** Data supplied **

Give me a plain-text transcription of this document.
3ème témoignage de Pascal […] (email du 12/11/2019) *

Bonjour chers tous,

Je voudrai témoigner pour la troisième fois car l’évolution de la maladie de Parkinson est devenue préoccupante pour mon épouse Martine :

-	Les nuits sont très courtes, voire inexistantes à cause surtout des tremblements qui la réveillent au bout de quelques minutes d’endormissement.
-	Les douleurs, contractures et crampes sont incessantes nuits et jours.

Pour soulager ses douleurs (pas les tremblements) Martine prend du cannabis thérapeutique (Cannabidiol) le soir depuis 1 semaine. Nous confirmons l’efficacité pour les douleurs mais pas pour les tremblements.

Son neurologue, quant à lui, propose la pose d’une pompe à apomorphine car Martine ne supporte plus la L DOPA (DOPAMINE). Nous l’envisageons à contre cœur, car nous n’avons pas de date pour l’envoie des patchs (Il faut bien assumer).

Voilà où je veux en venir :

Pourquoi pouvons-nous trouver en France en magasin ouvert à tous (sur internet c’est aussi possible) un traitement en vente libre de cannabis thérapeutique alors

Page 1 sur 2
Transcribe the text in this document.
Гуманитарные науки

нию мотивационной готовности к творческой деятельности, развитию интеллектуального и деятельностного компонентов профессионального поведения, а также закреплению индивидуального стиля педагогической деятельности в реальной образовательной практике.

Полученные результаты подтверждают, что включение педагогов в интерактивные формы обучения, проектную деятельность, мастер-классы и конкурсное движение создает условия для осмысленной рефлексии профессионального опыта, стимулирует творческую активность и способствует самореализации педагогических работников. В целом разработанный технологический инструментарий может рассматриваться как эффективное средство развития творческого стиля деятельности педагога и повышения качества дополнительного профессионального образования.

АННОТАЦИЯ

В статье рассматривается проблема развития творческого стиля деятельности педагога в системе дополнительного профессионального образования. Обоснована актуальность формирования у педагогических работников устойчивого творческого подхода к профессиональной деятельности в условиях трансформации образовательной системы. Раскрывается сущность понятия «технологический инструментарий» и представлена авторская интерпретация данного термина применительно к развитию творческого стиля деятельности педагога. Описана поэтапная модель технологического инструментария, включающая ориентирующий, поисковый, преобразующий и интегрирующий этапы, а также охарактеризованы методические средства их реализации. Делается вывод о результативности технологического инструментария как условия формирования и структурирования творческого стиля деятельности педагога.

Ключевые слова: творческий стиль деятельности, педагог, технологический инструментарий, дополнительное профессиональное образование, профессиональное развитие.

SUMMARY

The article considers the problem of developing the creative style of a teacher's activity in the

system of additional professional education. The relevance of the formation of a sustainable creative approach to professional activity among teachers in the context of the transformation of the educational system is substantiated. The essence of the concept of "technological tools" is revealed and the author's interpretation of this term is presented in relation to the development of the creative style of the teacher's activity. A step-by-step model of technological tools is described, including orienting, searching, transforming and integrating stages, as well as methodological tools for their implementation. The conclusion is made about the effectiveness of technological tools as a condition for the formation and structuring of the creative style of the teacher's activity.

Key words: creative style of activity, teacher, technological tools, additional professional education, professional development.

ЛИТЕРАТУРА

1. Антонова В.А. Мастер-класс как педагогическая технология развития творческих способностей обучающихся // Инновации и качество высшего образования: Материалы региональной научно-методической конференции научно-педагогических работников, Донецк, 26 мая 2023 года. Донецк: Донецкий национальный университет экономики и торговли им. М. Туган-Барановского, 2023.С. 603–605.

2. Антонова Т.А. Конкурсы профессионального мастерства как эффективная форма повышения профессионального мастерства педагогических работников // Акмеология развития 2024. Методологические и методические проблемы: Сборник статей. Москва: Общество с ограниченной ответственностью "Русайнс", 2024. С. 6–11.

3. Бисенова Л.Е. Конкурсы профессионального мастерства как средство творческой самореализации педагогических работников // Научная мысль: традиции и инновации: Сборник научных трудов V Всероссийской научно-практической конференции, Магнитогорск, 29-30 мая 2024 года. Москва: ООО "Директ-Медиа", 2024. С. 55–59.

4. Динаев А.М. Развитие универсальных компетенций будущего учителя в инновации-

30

** Set problem **
Repeat the records above exactly.

** Solution below **
Give me a plain-text transcription of this document.
3ème témoignage de Pascal […] (email du 12/11/2019) *

Bonjour chers tous,

Je voudrai témoigner pour la troisième fois car l’évolution de la maladie de Parkinson est devenue préoccupante pour mon épouse Martine :

-	Les nuits sont très courtes, voire inexistantes à cause surtout des tremblements qui la réveillent au bout de quelques minutes d’endormissement.
-	Les douleurs, contractures et crampes sont incessantes nuits et jours.

Pour soulager ses douleurs (pas les tremblements) Martine prend du cannabis thérapeutique (Cannabidiol) le soir depuis 1 semaine. Nous confirmons l’efficacité pour les douleurs mais pas pour les tremblements.

Son neurologue, quant à lui, propose la pose d’une pompe à apomorphine car Martine ne supporte plus la L DOPA (DOPAMINE). Nous l’envisageons à contre cœur, car nous n’avons pas de date pour l’envoie des patchs (Il faut bien assumer).

Voilà où je veux en venir :

Pourquoi pouvons-nous trouver en France en magasin ouvert à tous (sur internet c’est aussi possible) un traitement en vente libre de cannabis thérapeutique alors

Page 1 sur 2
Transcribe the text in this document.
Гуманитарные науки

нию мотивационной готовности к творческой деятельности, развитию интеллектуального и деятельностного компонентов профессионального поведения, а также закреплению индивидуального стиля педагогической деятельности в реальной образовательной практике.

Полученные результаты подтверждают, что включение педагогов в интерактивные формы обучения, проектную деятельность, мастер-классы и конкурсное движение создает условия для осмысленной рефлексии профессионального опыта, стимулирует творческую активность и способствует самореализации педагогических работников. В целом разработанный технологический инструментарий может рассматриваться как эффективное средство развития творческого стиля деятельности педагога и повышения качества дополнительного профессионального образования.

АННОТАЦИЯ

В статье рассматривается проблема развития творческого стиля деятельности педагога в системе дополнительного профессионального образования. Обоснована актуальность формирования у педагогических работников устойчивого творческого подхода к профессиональной деятельности в условиях трансформации образовательной системы. Раскрывается сущность понятия «технологический инструментарий» и представлена авторская интерпретация данного термина применительно к развитию творческого стиля деятельности педагога. Описана поэтапная модель технологического инструментария, включающая ориентирующий, поисковый, преобразующий и интегрирующий этапы, а также охарактеризованы методические средства их реализации. Делается вывод о результативности технологического инструментария как условия формирования и структурирования творческого стиля деятельности педагога.

Ключевые слова: творческий стиль деятельности, педагог, технологический инструментарий, дополнительное профессиональное образование, профессиональное развитие.

SUMMARY

The article considers the problem of developing the creative style of a teacher's activity in the

system of additional professional education. The relevance of the formation of a sustainable creative approach to professional activity among teachers in the context of the transformation of the educational system is substantiated. The essence of the concept of "technological tools" is revealed and the author's interpretation of this term is presented in relation to the development of the creative style of the teacher's activity. A step-by-step model of technological tools is described, including orienting, searching, transforming and integrating stages, as well as methodological tools for their implementation. The conclusion is made about the effectiveness of technological tools as a condition for the formation and structuring of the creative style of the teacher's activity.

Key words: creative style of activity, teacher, technological tools, additional professional education, professional development.

ЛИТЕРАТУРА

1. Антонова В.А. Мастер-класс как педагогическая технология развития творческих способностей обучающихся // Инновации и качество высшего образования: Материалы региональной научно-методической конференции научно-педагогических работников, Донецк, 26 мая 2023 года. Донецк: Донецкий национальный университет экономики и торговли им. М. Туган-Барановского, 2023.С. 603–605.

2. Антонова Т.А. Конкурсы профессионального мастерства как эффективная форма повышения профессионального мастерства педагогических работников // Акмеология развития 2024. Методологические и методические проблемы: Сборник статей. Москва: Общество с ограниченной ответственностью "Русайнс", 2024. С. 6–11.

3. Бисенова Л.Е. Конкурсы профессионального мастерства как средство творческой самореализации педагогических работников // Научная мысль: традиции и инновации: Сборник научных трудов V Всероссийской научно-практической конференции, Магнитогорск, 29-30 мая 2024 года. Москва: ООО "Директ-Медиа", 2024. С. 55–59.

4. Динаев А.М. Развитие универсальных компетенций будущего учителя в инновации-

30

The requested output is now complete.